◆ **Instructions for the task**:
Without the pictures, write out all the lines below exactly as they appear.

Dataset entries

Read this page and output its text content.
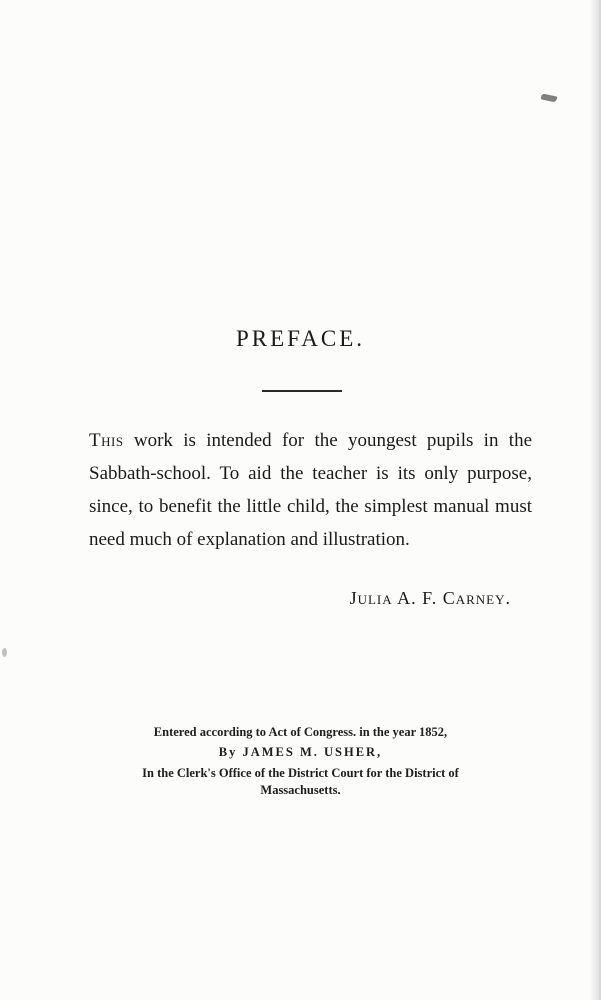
PREFACE.

This work is intended for the youngest pupils in the Sabbath-school. To aid the teacher is its only purpose, since, to benefit the little child, the simplest manual must need much of explanation and illustration.

Julia A. F. Carney.

Entered according to Act of Congress. in the year 1852,
By JAMES M. USHER,
In the Clerk's Office of the District Court for the District of Massachusetts.
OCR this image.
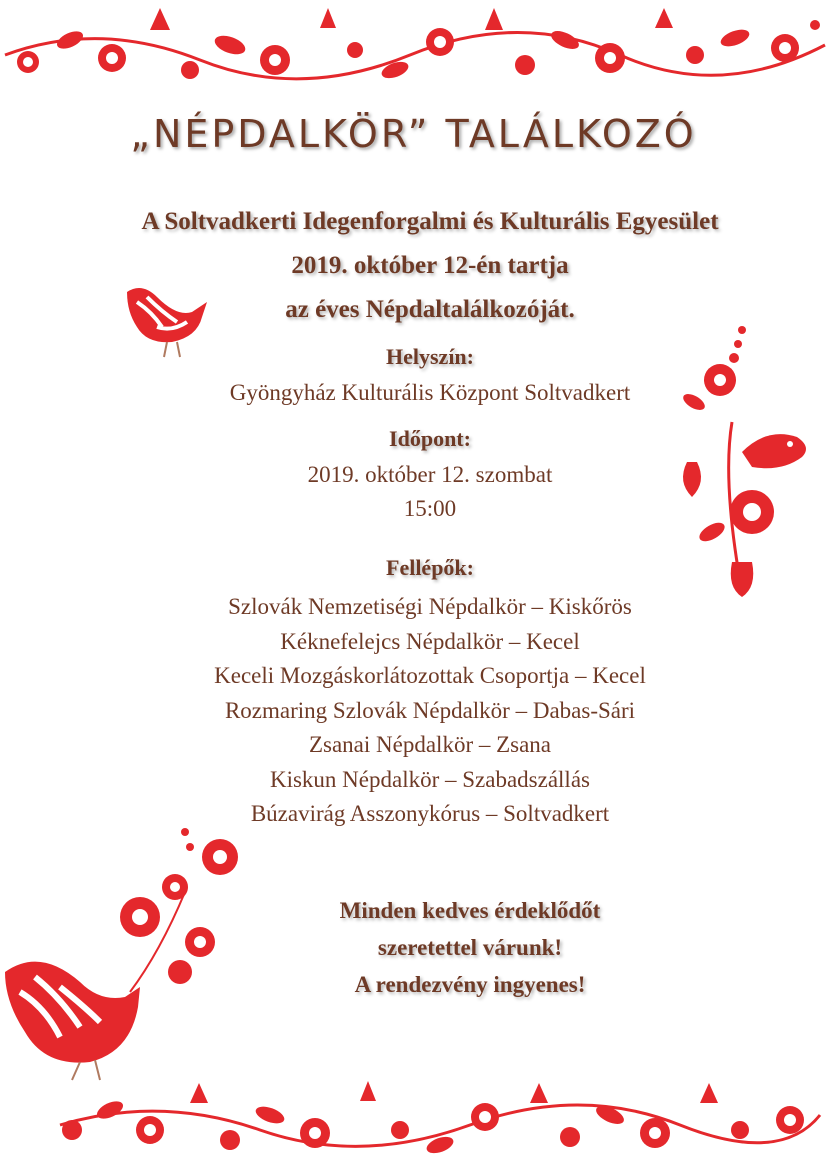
„NÉPDALKÖR” TALÁLKOZÓ
A Soltvadkerti Idegenforgalmi és Kulturális Egyesület
2019. október 12-én tartja
az éves Népdaltalálkozóját.
Helyszín:
Gyöngyház Kulturális Központ Soltvadkert
Időpont:
2019. október 12. szombat
15:00
Fellépők:
Szlovák Nemzetiségi Népdalkör – Kiskőrös
Kéknefelejcs Népdalkör – Kecel
Keceli Mozgáskorlátozottak Csoportja – Kecel
Rozmaring Szlovák Népdalkör – Dabas-Sári
Zsanai Népdalkör – Zsana
Kiskun Népdalkör – Szabadszállás
Búzavirág Asszonykórus – Soltvadkert
Minden kedves érdeklődőt
szeretettel várunk!
A rendezvény ingyenes!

◆ **Solution to the exercise**:
Read this page and output its text content.
PREFACE.

This work is intended for the youngest pupils in the Sabbath-school. To aid the teacher is its only purpose, since, to benefit the little child, the simplest manual must need much of explanation and illustration.

Julia A. F. Carney.

Entered according to Act of Congress. in the year 1852,
By JAMES M. USHER,
In the Clerk's Office of the District Court for the District of Massachusetts.
OCR this image.
„NÉPDALKÖR” TALÁLKOZÓ
A Soltvadkerti Idegenforgalmi és Kulturális Egyesület
2019. október 12-én tartja
az éves Népdaltalálkozóját.
Helyszín:
Gyöngyház Kulturális Központ Soltvadkert
Időpont:
2019. október 12. szombat
15:00
Fellépők:
Szlovák Nemzetiségi Népdalkör – Kiskőrös
Kéknefelejcs Népdalkör – Kecel
Keceli Mozgáskorlátozottak Csoportja – Kecel
Rozmaring Szlovák Népdalkör – Dabas-Sári
Zsanai Népdalkör – Zsana
Kiskun Népdalkör – Szabadszállás
Búzavirág Asszonykórus – Soltvadkert
Minden kedves érdeklődőt
szeretettel várunk!
A rendezvény ingyenes!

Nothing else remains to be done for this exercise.